WHAT THE TASK ASKS.
Extract the text of each entry below exactly, leaving every image behind.

^^^^

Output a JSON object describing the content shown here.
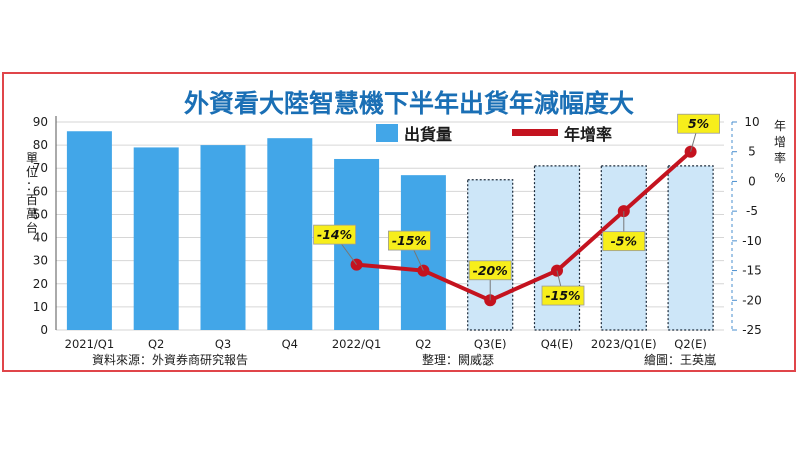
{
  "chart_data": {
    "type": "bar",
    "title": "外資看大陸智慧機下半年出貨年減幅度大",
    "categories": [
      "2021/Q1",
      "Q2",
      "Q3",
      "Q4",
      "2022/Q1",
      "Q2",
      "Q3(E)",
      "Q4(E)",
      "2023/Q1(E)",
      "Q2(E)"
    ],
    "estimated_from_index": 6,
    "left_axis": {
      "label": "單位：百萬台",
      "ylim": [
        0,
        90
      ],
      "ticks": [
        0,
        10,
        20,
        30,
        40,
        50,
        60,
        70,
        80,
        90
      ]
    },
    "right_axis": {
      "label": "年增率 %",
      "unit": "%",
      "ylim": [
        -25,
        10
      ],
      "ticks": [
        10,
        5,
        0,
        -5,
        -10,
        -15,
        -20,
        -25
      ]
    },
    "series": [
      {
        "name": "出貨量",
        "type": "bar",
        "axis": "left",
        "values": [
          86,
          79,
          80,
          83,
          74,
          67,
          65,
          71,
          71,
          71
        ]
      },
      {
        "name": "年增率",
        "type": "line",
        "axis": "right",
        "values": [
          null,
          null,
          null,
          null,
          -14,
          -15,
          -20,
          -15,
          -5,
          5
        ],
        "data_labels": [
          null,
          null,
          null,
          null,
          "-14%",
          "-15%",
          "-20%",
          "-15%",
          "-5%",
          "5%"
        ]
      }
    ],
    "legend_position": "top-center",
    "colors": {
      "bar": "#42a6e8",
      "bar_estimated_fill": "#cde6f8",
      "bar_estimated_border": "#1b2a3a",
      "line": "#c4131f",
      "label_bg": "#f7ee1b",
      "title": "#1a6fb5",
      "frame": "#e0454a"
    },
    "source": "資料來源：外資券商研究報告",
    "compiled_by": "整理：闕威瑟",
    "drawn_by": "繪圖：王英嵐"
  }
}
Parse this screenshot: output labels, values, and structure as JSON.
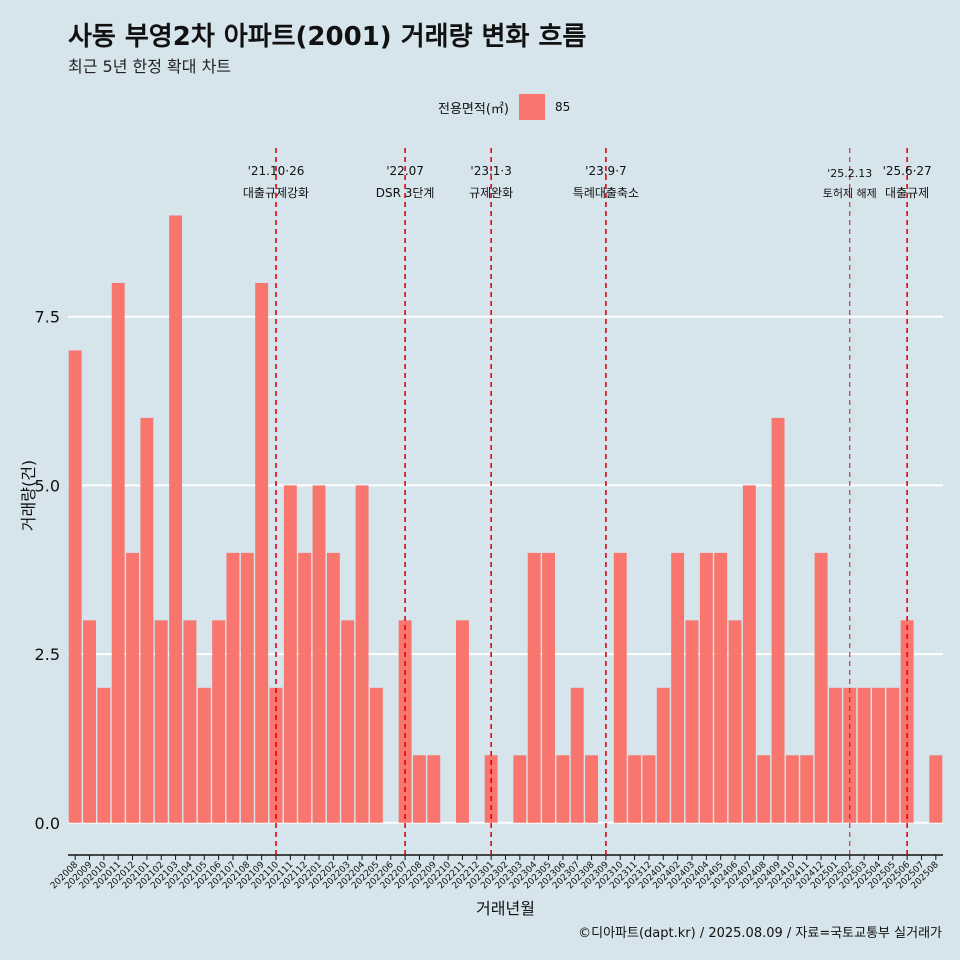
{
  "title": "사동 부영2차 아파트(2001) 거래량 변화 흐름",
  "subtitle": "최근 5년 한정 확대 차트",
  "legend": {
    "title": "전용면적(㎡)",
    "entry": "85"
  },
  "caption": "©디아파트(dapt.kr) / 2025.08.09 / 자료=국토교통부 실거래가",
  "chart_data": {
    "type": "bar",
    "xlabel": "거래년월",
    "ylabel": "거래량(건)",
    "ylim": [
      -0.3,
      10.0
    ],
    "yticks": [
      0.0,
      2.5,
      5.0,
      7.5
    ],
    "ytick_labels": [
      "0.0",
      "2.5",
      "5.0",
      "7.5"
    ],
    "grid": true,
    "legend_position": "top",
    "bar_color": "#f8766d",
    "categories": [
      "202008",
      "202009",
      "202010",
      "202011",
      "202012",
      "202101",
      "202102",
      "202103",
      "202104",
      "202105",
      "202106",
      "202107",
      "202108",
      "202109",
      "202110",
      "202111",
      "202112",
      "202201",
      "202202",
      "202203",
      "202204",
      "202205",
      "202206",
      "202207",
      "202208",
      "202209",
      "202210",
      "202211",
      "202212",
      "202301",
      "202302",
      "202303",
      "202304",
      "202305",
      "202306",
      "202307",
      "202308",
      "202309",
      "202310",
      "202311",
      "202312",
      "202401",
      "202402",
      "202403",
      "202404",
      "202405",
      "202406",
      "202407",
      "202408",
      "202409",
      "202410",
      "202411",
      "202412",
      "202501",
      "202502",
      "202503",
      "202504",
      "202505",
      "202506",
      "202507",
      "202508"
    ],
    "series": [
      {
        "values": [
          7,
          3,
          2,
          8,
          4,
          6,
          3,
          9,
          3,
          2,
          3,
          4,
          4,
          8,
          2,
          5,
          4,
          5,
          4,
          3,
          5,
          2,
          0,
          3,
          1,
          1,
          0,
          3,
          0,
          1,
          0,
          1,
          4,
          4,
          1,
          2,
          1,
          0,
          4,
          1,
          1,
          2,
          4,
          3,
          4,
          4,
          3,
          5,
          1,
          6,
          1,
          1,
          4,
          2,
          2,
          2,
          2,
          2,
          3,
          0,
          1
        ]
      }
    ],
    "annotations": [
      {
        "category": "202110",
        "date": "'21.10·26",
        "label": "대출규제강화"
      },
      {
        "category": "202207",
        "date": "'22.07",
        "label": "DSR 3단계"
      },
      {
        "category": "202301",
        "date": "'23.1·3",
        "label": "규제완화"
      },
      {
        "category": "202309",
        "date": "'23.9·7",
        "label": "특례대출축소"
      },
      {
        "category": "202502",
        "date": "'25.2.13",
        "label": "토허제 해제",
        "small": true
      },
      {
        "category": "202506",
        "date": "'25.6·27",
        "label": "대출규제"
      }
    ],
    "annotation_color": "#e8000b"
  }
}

^^^^

RESULT BELOW.
Output a JSON object describing the content shown here.
{
  "chart_data": {
    "type": "bar",
    "title": "外資看大陸智慧機下半年出貨年減幅度大",
    "categories": [
      "2021/Q1",
      "Q2",
      "Q3",
      "Q4",
      "2022/Q1",
      "Q2",
      "Q3(E)",
      "Q4(E)",
      "2023/Q1(E)",
      "Q2(E)"
    ],
    "estimated_from_index": 6,
    "left_axis": {
      "label": "單位：百萬台",
      "ylim": [
        0,
        90
      ],
      "ticks": [
        0,
        10,
        20,
        30,
        40,
        50,
        60,
        70,
        80,
        90
      ]
    },
    "right_axis": {
      "label": "年增率 %",
      "unit": "%",
      "ylim": [
        -25,
        10
      ],
      "ticks": [
        10,
        5,
        0,
        -5,
        -10,
        -15,
        -20,
        -25
      ]
    },
    "series": [
      {
        "name": "出貨量",
        "type": "bar",
        "axis": "left",
        "values": [
          86,
          79,
          80,
          83,
          74,
          67,
          65,
          71,
          71,
          71
        ]
      },
      {
        "name": "年增率",
        "type": "line",
        "axis": "right",
        "values": [
          null,
          null,
          null,
          null,
          -14,
          -15,
          -20,
          -15,
          -5,
          5
        ],
        "data_labels": [
          null,
          null,
          null,
          null,
          "-14%",
          "-15%",
          "-20%",
          "-15%",
          "-5%",
          "5%"
        ]
      }
    ],
    "legend_position": "top-center",
    "colors": {
      "bar": "#42a6e8",
      "bar_estimated_fill": "#cde6f8",
      "bar_estimated_border": "#1b2a3a",
      "line": "#c4131f",
      "label_bg": "#f7ee1b",
      "title": "#1a6fb5",
      "frame": "#e0454a"
    },
    "source": "資料來源：外資券商研究報告",
    "compiled_by": "整理：闕威瑟",
    "drawn_by": "繪圖：王英嵐"
  }
}
Parse this screenshot: output labels, values, and structure as JSON.
{
  "title": "사동 부영2차 아파트(2001) 거래량 변화 흐름",
  "subtitle": "최근 5년 한정 확대 차트",
  "legend": {
    "title": "전용면적(㎡)",
    "entry": "85"
  },
  "caption": "©디아파트(dapt.kr) / 2025.08.09 / 자료=국토교통부 실거래가",
  "chart_data": {
    "type": "bar",
    "xlabel": "거래년월",
    "ylabel": "거래량(건)",
    "ylim": [
      -0.3,
      10.0
    ],
    "yticks": [
      0.0,
      2.5,
      5.0,
      7.5
    ],
    "ytick_labels": [
      "0.0",
      "2.5",
      "5.0",
      "7.5"
    ],
    "grid": true,
    "legend_position": "top",
    "bar_color": "#f8766d",
    "categories": [
      "202008",
      "202009",
      "202010",
      "202011",
      "202012",
      "202101",
      "202102",
      "202103",
      "202104",
      "202105",
      "202106",
      "202107",
      "202108",
      "202109",
      "202110",
      "202111",
      "202112",
      "202201",
      "202202",
      "202203",
      "202204",
      "202205",
      "202206",
      "202207",
      "202208",
      "202209",
      "202210",
      "202211",
      "202212",
      "202301",
      "202302",
      "202303",
      "202304",
      "202305",
      "202306",
      "202307",
      "202308",
      "202309",
      "202310",
      "202311",
      "202312",
      "202401",
      "202402",
      "202403",
      "202404",
      "202405",
      "202406",
      "202407",
      "202408",
      "202409",
      "202410",
      "202411",
      "202412",
      "202501",
      "202502",
      "202503",
      "202504",
      "202505",
      "202506",
      "202507",
      "202508"
    ],
    "series": [
      {
        "values": [
          7,
          3,
          2,
          8,
          4,
          6,
          3,
          9,
          3,
          2,
          3,
          4,
          4,
          8,
          2,
          5,
          4,
          5,
          4,
          3,
          5,
          2,
          0,
          3,
          1,
          1,
          0,
          3,
          0,
          1,
          0,
          1,
          4,
          4,
          1,
          2,
          1,
          0,
          4,
          1,
          1,
          2,
          4,
          3,
          4,
          4,
          3,
          5,
          1,
          6,
          1,
          1,
          4,
          2,
          2,
          2,
          2,
          2,
          3,
          0,
          1
        ]
      }
    ],
    "annotations": [
      {
        "category": "202110",
        "date": "'21.10·26",
        "label": "대출규제강화"
      },
      {
        "category": "202207",
        "date": "'22.07",
        "label": "DSR 3단계"
      },
      {
        "category": "202301",
        "date": "'23.1·3",
        "label": "규제완화"
      },
      {
        "category": "202309",
        "date": "'23.9·7",
        "label": "특례대출축소"
      },
      {
        "category": "202502",
        "date": "'25.2.13",
        "label": "토허제 해제",
        "small": true
      },
      {
        "category": "202506",
        "date": "'25.6·27",
        "label": "대출규제"
      }
    ],
    "annotation_color": "#e8000b"
  }
}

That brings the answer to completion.